─── Raw records ───

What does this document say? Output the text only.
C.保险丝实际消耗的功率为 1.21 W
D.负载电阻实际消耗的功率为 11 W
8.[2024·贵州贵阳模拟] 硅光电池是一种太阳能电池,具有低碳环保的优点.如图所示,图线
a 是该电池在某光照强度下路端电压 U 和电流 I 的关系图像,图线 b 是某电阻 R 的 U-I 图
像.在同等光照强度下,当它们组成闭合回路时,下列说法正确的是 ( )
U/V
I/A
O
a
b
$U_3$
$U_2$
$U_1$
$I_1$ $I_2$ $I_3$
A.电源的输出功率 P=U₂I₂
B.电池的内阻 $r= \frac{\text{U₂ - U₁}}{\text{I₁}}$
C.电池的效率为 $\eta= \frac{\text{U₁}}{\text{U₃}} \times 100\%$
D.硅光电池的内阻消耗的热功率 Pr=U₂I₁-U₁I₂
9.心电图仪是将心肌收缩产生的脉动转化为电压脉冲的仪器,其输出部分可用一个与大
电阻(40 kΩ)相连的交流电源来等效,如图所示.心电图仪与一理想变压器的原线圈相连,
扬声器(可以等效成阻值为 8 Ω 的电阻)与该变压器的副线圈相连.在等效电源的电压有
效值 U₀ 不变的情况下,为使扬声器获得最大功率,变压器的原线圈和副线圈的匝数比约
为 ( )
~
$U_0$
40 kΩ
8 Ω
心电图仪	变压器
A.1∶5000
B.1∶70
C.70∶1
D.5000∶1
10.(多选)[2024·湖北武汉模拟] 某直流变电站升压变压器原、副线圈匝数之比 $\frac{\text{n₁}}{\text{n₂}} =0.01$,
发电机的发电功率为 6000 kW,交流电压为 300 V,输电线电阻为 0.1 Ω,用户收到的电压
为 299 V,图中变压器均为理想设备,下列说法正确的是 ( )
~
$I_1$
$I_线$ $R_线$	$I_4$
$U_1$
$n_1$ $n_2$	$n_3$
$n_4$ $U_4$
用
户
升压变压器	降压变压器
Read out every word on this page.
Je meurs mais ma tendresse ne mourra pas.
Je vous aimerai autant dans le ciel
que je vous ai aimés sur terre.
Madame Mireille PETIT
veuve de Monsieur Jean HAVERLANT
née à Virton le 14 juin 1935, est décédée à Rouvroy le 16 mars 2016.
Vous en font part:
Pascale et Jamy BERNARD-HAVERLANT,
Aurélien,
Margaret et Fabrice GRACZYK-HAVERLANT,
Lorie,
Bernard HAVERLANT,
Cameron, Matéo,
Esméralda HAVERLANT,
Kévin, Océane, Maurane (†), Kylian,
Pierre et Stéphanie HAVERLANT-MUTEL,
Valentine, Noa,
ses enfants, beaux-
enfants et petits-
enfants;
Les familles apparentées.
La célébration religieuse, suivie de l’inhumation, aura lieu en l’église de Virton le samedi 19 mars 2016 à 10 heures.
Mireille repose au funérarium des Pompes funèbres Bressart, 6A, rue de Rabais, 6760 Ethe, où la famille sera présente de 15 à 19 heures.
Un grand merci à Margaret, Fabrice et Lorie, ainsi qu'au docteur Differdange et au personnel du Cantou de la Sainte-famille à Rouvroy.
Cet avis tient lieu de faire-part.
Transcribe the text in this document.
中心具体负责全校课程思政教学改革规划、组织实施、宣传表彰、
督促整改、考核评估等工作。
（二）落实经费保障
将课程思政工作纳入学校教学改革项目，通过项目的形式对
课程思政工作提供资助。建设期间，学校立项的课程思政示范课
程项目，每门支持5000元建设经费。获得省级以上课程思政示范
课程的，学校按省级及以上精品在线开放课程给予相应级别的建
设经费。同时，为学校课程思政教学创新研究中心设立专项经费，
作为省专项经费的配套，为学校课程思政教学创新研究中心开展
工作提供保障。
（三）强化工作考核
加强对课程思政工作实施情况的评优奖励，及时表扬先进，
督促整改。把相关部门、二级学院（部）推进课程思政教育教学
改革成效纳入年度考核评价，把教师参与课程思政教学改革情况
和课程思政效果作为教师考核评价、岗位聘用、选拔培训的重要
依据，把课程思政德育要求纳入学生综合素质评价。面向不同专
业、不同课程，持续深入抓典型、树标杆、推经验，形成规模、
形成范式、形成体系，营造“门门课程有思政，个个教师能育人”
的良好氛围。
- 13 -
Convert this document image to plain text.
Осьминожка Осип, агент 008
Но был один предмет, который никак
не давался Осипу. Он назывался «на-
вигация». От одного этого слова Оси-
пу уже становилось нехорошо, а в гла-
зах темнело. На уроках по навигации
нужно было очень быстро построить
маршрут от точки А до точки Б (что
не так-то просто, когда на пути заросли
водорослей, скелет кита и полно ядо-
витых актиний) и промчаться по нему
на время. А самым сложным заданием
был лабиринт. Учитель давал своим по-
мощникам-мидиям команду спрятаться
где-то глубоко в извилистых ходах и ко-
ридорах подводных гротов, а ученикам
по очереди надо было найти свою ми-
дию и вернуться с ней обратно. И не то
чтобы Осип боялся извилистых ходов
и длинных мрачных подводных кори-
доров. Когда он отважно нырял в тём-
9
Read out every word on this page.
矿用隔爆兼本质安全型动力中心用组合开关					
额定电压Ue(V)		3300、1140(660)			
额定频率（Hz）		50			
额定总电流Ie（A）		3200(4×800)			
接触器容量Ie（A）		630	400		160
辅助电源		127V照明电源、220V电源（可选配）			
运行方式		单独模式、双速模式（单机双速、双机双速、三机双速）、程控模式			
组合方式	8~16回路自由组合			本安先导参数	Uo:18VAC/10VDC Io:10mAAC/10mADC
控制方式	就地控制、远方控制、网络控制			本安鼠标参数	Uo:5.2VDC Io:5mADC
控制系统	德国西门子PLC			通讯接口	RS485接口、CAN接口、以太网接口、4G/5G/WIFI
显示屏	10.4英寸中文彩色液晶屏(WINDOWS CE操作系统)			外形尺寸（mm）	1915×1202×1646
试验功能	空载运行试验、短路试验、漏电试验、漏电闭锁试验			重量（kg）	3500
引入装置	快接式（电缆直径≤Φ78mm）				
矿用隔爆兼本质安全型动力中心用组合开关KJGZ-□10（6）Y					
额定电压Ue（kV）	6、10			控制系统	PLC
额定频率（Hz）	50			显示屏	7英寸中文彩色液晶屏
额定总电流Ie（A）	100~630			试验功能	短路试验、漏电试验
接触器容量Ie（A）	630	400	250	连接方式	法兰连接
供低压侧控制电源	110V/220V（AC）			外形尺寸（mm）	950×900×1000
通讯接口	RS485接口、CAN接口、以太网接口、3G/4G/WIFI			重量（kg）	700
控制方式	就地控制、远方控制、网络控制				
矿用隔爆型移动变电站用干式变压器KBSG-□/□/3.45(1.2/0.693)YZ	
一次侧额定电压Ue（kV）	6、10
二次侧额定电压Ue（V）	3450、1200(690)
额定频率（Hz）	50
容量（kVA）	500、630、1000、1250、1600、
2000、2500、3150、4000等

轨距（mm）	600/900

───

Work to be completed:
Copy out all of the data exactly, leaving nothing out.

Expected answer:
What does this document say? Output the text only.
C.保险丝实际消耗的功率为 1.21 W
D.负载电阻实际消耗的功率为 11 W
8.[2024·贵州贵阳模拟] 硅光电池是一种太阳能电池,具有低碳环保的优点.如图所示,图线
a 是该电池在某光照强度下路端电压 U 和电流 I 的关系图像,图线 b 是某电阻 R 的 U-I 图
像.在同等光照强度下,当它们组成闭合回路时,下列说法正确的是 ( )
U/V
I/A
O
a
b
$U_3$
$U_2$
$U_1$
$I_1$ $I_2$ $I_3$
A.电源的输出功率 P=U₂I₂
B.电池的内阻 $r= \frac{\text{U₂ - U₁}}{\text{I₁}}$
C.电池的效率为 $\eta= \frac{\text{U₁}}{\text{U₃}} \times 100\%$
D.硅光电池的内阻消耗的热功率 Pr=U₂I₁-U₁I₂
9.心电图仪是将心肌收缩产生的脉动转化为电压脉冲的仪器,其输出部分可用一个与大
电阻(40 kΩ)相连的交流电源来等效,如图所示.心电图仪与一理想变压器的原线圈相连,
扬声器(可以等效成阻值为 8 Ω 的电阻)与该变压器的副线圈相连.在等效电源的电压有
效值 U₀ 不变的情况下,为使扬声器获得最大功率,变压器的原线圈和副线圈的匝数比约
为 ( )
~
$U_0$
40 kΩ
8 Ω
心电图仪	变压器
A.1∶5000
B.1∶70
C.70∶1
D.5000∶1
10.(多选)[2024·湖北武汉模拟] 某直流变电站升压变压器原、副线圈匝数之比 $\frac{\text{n₁}}{\text{n₂}} =0.01$,
发电机的发电功率为 6000 kW,交流电压为 300 V,输电线电阻为 0.1 Ω,用户收到的电压
为 299 V,图中变压器均为理想设备,下列说法正确的是 ( )
~
$I_1$
$I_线$ $R_线$	$I_4$
$U_1$
$n_1$ $n_2$	$n_3$
$n_4$ $U_4$
用
户
升压变压器	降压变压器
Read out every word on this page.
Je meurs mais ma tendresse ne mourra pas.
Je vous aimerai autant dans le ciel
que je vous ai aimés sur terre.
Madame Mireille PETIT
veuve de Monsieur Jean HAVERLANT
née à Virton le 14 juin 1935, est décédée à Rouvroy le 16 mars 2016.
Vous en font part:
Pascale et Jamy BERNARD-HAVERLANT,
Aurélien,
Margaret et Fabrice GRACZYK-HAVERLANT,
Lorie,
Bernard HAVERLANT,
Cameron, Matéo,
Esméralda HAVERLANT,
Kévin, Océane, Maurane (†), Kylian,
Pierre et Stéphanie HAVERLANT-MUTEL,
Valentine, Noa,
ses enfants, beaux-
enfants et petits-
enfants;
Les familles apparentées.
La célébration religieuse, suivie de l’inhumation, aura lieu en l’église de Virton le samedi 19 mars 2016 à 10 heures.
Mireille repose au funérarium des Pompes funèbres Bressart, 6A, rue de Rabais, 6760 Ethe, où la famille sera présente de 15 à 19 heures.
Un grand merci à Margaret, Fabrice et Lorie, ainsi qu'au docteur Differdange et au personnel du Cantou de la Sainte-famille à Rouvroy.
Cet avis tient lieu de faire-part.
Transcribe the text in this document.
中心具体负责全校课程思政教学改革规划、组织实施、宣传表彰、
督促整改、考核评估等工作。
（二）落实经费保障
将课程思政工作纳入学校教学改革项目，通过项目的形式对
课程思政工作提供资助。建设期间，学校立项的课程思政示范课
程项目，每门支持5000元建设经费。获得省级以上课程思政示范
课程的，学校按省级及以上精品在线开放课程给予相应级别的建
设经费。同时，为学校课程思政教学创新研究中心设立专项经费，
作为省专项经费的配套，为学校课程思政教学创新研究中心开展
工作提供保障。
（三）强化工作考核
加强对课程思政工作实施情况的评优奖励，及时表扬先进，
督促整改。把相关部门、二级学院（部）推进课程思政教育教学
改革成效纳入年度考核评价，把教师参与课程思政教学改革情况
和课程思政效果作为教师考核评价、岗位聘用、选拔培训的重要
依据，把课程思政德育要求纳入学生综合素质评价。面向不同专
业、不同课程，持续深入抓典型、树标杆、推经验，形成规模、
形成范式、形成体系，营造“门门课程有思政，个个教师能育人”
的良好氛围。
- 13 -
Convert this document image to plain text.
Осьминожка Осип, агент 008
Но был один предмет, который никак
не давался Осипу. Он назывался «на-
вигация». От одного этого слова Оси-
пу уже становилось нехорошо, а в гла-
зах темнело. На уроках по навигации
нужно было очень быстро построить
маршрут от точки А до точки Б (что
не так-то просто, когда на пути заросли
водорослей, скелет кита и полно ядо-
витых актиний) и промчаться по нему
на время. А самым сложным заданием
был лабиринт. Учитель давал своим по-
мощникам-мидиям команду спрятаться
где-то глубоко в извилистых ходах и ко-
ридорах подводных гротов, а ученикам
по очереди надо было найти свою ми-
дию и вернуться с ней обратно. И не то
чтобы Осип боялся извилистых ходов
и длинных мрачных подводных кори-
доров. Когда он отважно нырял в тём-
9
Read out every word on this page.
矿用隔爆兼本质安全型动力中心用组合开关					
额定电压Ue(V)		3300、1140(660)			
额定频率（Hz）		50			
额定总电流Ie（A）		3200(4×800)			
接触器容量Ie（A）		630	400		160
辅助电源		127V照明电源、220V电源（可选配）			
运行方式		单独模式、双速模式（单机双速、双机双速、三机双速）、程控模式			
组合方式	8~16回路自由组合			本安先导参数	Uo:18VAC/10VDC Io:10mAAC/10mADC
控制方式	就地控制、远方控制、网络控制			本安鼠标参数	Uo:5.2VDC Io:5mADC
控制系统	德国西门子PLC			通讯接口	RS485接口、CAN接口、以太网接口、4G/5G/WIFI
显示屏	10.4英寸中文彩色液晶屏(WINDOWS CE操作系统)			外形尺寸（mm）	1915×1202×1646
试验功能	空载运行试验、短路试验、漏电试验、漏电闭锁试验			重量（kg）	3500
引入装置	快接式（电缆直径≤Φ78mm）				
矿用隔爆兼本质安全型动力中心用组合开关KJGZ-□10（6）Y					
额定电压Ue（kV）	6、10			控制系统	PLC
额定频率（Hz）	50			显示屏	7英寸中文彩色液晶屏
额定总电流Ie（A）	100~630			试验功能	短路试验、漏电试验
接触器容量Ie（A）	630	400	250	连接方式	法兰连接
供低压侧控制电源	110V/220V（AC）			外形尺寸（mm）	950×900×1000
通讯接口	RS485接口、CAN接口、以太网接口、3G/4G/WIFI			重量（kg）	700
控制方式	就地控制、远方控制、网络控制				
矿用隔爆型移动变电站用干式变压器KBSG-□/□/3.45(1.2/0.693)YZ	
一次侧额定电压Ue（kV）	6、10
二次侧额定电压Ue（V）	3450、1200(690)
额定频率（Hz）	50
容量（kVA）	500、630、1000、1250、1600、
2000、2500、3150、4000等

轨距（mm）	600/900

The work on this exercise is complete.